** Start **

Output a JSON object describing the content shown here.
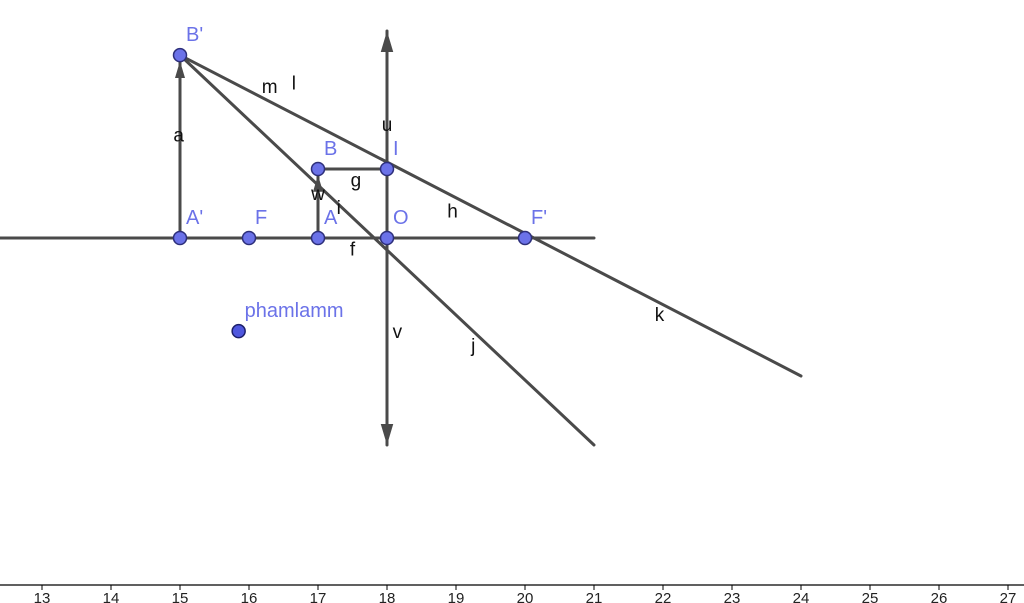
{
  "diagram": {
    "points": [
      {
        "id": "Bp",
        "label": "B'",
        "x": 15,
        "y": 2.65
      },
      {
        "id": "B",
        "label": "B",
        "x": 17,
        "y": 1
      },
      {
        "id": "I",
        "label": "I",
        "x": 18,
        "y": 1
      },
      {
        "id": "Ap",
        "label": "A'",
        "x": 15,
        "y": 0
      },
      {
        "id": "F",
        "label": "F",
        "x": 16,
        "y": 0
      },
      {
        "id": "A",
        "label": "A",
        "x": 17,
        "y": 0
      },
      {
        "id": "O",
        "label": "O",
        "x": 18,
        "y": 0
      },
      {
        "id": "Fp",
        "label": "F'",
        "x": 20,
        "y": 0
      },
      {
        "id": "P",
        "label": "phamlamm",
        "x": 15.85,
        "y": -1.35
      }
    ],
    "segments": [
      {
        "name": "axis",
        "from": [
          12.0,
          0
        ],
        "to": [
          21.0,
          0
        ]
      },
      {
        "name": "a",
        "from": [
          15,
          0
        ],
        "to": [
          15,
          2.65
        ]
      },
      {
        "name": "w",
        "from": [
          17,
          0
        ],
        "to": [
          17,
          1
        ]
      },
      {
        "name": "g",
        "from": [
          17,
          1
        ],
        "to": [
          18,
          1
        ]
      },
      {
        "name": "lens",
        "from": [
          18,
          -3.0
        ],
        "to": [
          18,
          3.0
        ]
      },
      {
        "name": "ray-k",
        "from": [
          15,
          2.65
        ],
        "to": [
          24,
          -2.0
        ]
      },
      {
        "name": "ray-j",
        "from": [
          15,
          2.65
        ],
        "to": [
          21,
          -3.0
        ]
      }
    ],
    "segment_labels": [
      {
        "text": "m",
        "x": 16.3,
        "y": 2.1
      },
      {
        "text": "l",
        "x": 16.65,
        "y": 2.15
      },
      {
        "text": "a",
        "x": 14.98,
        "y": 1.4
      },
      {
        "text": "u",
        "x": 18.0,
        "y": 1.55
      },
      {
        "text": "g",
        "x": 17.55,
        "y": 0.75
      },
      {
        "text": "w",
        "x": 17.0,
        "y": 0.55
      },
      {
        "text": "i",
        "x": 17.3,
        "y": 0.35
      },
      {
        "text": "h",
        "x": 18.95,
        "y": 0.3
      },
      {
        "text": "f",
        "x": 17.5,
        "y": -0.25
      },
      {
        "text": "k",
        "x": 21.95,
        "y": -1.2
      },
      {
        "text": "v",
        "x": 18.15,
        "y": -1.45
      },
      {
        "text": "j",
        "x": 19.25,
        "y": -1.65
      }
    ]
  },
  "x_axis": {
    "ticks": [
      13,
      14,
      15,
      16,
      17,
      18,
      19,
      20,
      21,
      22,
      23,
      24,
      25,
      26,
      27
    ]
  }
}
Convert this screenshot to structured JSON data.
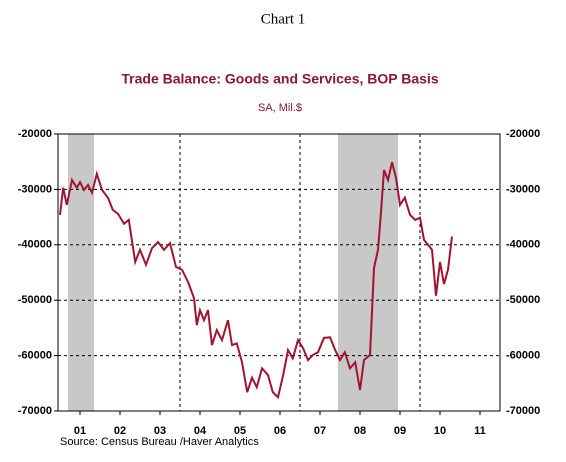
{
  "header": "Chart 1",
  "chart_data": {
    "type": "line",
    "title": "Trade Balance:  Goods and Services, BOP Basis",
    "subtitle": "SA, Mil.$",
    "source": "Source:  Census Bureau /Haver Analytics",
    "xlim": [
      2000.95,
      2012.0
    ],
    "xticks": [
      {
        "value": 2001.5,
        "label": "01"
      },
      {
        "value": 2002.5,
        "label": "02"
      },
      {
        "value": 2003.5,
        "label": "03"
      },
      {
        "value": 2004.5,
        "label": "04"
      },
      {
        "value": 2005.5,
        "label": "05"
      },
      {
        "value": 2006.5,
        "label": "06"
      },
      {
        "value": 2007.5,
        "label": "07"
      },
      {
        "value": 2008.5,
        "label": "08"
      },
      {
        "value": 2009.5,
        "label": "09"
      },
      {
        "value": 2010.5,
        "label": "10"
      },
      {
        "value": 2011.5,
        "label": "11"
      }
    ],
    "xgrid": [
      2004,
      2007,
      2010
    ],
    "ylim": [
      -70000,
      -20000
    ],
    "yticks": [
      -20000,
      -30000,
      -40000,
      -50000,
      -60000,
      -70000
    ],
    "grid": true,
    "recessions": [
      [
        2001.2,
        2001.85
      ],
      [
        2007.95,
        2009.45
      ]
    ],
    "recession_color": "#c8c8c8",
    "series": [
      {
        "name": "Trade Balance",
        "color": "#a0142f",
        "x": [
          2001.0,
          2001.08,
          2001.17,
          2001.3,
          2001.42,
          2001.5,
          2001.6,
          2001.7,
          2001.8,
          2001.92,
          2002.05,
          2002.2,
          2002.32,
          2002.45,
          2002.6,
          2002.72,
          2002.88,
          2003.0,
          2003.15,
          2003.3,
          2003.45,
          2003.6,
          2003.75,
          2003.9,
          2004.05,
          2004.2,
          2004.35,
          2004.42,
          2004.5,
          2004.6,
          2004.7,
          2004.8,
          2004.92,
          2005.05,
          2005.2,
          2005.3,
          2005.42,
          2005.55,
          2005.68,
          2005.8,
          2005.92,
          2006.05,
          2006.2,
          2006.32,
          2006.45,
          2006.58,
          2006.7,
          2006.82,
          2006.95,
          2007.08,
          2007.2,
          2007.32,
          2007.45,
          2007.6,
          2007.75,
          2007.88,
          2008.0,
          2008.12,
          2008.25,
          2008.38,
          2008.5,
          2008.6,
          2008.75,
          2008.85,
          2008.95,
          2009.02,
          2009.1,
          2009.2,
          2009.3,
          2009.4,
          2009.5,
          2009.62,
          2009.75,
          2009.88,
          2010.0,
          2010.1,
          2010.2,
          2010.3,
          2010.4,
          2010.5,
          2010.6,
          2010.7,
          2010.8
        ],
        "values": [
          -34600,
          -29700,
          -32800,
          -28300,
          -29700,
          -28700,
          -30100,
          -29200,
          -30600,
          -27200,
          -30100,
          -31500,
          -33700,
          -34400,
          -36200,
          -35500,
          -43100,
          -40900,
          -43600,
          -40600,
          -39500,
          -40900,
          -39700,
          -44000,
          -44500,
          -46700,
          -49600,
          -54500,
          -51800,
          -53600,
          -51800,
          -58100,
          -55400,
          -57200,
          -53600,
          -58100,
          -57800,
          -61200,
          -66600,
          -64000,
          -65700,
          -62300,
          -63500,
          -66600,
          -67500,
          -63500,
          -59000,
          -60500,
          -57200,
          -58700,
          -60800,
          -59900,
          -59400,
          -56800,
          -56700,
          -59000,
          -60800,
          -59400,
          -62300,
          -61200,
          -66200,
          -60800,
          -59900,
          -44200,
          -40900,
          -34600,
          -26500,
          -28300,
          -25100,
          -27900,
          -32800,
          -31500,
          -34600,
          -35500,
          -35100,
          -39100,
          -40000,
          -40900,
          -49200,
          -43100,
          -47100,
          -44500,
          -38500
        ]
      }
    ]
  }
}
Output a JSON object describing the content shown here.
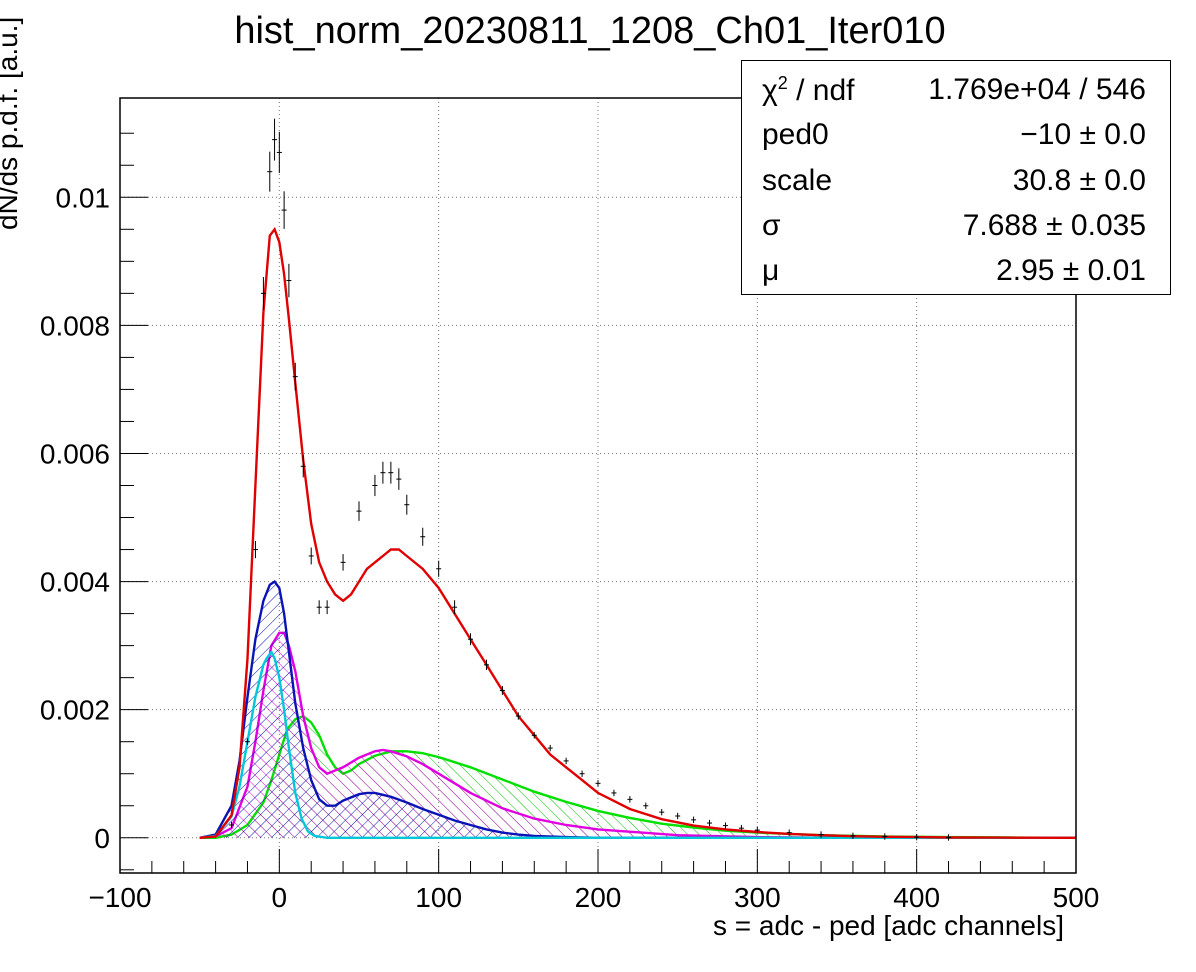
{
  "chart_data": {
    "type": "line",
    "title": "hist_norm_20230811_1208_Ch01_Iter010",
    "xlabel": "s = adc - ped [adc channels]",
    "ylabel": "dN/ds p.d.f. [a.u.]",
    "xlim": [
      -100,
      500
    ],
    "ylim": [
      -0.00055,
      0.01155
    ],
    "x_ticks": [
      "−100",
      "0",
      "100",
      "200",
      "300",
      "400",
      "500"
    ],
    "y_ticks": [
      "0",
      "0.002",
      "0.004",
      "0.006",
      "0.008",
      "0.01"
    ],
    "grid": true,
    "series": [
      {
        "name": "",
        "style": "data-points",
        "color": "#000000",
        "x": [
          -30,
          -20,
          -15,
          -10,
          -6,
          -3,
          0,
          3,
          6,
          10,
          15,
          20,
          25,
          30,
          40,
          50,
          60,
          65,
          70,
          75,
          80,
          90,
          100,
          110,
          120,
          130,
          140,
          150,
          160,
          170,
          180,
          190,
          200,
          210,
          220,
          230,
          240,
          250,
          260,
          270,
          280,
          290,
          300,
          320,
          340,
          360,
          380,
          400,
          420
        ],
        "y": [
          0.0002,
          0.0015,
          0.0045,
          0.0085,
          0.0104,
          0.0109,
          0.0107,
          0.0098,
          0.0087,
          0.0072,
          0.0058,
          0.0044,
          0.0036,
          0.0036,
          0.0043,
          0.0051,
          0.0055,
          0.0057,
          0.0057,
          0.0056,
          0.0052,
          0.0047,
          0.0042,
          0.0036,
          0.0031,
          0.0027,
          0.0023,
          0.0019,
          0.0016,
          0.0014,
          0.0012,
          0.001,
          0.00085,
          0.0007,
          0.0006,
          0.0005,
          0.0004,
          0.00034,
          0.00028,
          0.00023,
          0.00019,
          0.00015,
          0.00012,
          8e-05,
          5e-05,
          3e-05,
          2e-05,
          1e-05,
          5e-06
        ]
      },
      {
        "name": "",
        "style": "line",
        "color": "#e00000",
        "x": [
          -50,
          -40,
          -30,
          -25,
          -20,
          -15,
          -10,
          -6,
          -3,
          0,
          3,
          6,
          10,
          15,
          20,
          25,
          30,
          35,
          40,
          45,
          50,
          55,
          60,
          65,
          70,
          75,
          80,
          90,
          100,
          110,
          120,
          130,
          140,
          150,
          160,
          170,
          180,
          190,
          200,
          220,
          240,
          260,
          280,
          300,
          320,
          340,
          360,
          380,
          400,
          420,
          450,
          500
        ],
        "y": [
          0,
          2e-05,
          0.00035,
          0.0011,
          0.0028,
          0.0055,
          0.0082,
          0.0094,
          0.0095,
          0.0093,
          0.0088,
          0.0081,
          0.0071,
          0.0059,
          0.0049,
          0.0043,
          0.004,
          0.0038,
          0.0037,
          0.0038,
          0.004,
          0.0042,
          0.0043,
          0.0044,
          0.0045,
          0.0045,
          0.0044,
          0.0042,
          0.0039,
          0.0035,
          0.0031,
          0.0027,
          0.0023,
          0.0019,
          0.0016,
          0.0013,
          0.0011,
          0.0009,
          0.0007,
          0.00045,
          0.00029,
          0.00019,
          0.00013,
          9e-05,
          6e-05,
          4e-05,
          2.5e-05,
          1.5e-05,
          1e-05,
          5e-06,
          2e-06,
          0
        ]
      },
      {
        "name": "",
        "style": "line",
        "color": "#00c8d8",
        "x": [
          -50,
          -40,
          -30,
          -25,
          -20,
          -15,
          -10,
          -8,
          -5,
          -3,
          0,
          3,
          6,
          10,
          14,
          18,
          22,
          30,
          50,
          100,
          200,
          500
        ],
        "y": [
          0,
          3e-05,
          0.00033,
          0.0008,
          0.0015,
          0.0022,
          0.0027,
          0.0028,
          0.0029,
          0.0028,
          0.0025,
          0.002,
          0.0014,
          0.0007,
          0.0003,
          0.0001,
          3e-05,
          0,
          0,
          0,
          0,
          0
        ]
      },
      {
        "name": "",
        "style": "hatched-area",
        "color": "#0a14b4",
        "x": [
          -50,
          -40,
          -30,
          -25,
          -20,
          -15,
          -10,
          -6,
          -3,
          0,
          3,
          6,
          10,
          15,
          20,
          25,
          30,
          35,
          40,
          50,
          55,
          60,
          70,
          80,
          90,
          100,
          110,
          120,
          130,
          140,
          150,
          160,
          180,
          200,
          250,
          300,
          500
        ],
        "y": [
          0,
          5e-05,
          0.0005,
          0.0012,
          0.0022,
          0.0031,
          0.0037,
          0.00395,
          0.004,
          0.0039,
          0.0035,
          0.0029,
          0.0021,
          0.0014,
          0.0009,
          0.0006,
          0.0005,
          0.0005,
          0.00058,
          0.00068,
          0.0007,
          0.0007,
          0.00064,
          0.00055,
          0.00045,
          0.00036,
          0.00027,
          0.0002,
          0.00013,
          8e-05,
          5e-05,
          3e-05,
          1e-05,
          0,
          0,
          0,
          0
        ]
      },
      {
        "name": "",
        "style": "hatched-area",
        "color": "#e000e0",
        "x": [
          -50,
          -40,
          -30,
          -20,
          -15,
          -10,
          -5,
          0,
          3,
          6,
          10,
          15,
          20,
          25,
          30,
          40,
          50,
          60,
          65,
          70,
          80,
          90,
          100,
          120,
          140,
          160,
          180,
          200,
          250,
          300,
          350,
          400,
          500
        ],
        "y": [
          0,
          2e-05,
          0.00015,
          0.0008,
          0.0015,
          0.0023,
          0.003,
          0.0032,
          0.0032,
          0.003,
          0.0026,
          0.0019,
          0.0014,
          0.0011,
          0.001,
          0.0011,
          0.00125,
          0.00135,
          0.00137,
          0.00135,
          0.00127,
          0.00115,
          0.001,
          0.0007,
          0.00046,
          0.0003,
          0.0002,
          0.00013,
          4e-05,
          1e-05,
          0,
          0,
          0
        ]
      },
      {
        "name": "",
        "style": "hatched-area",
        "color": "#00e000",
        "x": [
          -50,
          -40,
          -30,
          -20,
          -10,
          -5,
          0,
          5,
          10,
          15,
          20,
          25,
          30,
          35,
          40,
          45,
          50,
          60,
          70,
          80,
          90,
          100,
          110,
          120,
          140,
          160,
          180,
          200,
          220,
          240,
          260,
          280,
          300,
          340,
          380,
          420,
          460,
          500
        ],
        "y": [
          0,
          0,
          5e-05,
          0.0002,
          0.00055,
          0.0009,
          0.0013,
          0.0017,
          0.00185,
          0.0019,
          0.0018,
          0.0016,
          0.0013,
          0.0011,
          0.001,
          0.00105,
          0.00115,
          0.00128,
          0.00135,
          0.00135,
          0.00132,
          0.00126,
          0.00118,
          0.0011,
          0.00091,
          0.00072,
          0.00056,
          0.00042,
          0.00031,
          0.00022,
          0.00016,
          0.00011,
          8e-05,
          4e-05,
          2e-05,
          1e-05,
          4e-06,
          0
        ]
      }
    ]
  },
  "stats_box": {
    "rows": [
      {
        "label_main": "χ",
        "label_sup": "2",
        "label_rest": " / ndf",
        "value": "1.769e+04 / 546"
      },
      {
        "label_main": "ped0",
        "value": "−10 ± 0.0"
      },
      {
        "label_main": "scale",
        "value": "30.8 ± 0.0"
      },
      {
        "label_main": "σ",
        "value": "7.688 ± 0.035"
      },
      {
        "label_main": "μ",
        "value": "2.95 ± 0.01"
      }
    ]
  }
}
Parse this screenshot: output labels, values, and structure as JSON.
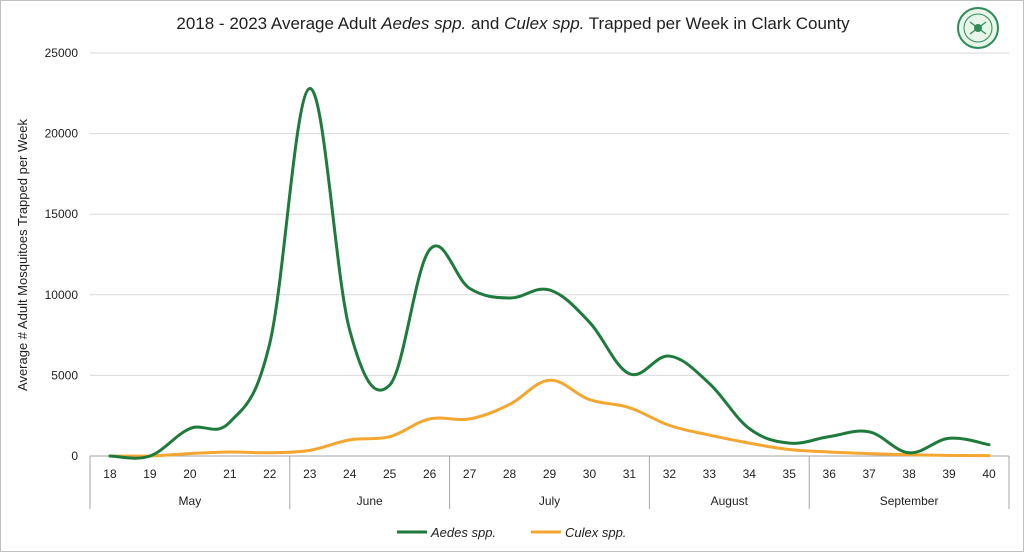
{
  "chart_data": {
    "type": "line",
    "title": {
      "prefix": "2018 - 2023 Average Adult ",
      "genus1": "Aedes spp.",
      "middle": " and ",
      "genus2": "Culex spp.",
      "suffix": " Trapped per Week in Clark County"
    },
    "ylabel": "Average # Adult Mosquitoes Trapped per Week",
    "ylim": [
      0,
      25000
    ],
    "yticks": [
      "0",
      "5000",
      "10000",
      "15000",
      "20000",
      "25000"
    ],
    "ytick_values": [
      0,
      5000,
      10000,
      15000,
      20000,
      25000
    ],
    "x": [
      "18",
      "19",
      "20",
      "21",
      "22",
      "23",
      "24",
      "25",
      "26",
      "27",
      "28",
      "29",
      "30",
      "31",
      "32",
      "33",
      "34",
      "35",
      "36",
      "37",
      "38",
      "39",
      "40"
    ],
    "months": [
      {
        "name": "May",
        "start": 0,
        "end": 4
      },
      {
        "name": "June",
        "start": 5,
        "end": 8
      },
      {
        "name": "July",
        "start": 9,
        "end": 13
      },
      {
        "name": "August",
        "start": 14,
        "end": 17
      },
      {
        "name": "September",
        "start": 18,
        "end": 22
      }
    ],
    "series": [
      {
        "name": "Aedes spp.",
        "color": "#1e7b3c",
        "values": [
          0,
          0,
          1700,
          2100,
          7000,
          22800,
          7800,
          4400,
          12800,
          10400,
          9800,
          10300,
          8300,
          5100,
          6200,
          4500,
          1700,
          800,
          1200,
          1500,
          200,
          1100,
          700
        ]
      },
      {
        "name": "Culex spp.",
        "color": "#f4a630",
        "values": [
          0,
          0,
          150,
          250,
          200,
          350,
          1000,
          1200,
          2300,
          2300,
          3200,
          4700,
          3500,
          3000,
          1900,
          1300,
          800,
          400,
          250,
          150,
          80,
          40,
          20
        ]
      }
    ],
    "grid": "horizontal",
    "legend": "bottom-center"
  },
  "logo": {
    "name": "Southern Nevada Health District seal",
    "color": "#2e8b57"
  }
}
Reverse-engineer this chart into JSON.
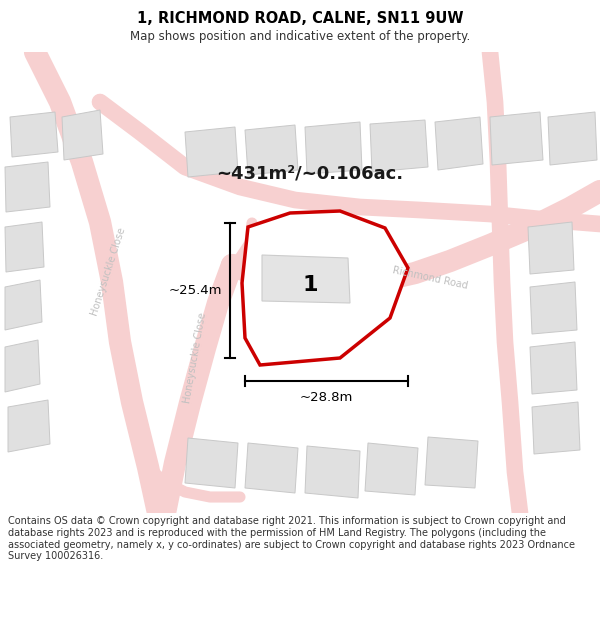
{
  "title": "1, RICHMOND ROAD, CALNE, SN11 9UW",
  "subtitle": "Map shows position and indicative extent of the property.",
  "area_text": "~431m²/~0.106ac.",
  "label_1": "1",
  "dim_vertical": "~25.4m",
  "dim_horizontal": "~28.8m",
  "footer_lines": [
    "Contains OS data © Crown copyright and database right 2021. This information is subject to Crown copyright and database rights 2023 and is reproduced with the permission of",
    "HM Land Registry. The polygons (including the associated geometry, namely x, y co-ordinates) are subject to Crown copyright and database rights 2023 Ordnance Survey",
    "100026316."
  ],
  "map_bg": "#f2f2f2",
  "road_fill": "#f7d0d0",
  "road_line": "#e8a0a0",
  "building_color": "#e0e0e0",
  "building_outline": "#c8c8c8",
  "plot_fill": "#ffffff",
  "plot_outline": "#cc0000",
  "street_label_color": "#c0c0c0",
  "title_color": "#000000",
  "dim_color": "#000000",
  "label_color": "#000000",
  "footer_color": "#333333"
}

** End **

Set exercise
Pull out every line in the material above where "copyright" occurs.

Reply to the task
    "Contains OS data © Crown copyright and database right 2021. This information is subject to Crown copyright and database rights 2023 and is reproduced with the permission of",
    "HM Land Registry. The polygons (including the associated geometry, namely x, y co-ordinates) are subject to Crown copyright and database rights 2023 Ordnance Survey",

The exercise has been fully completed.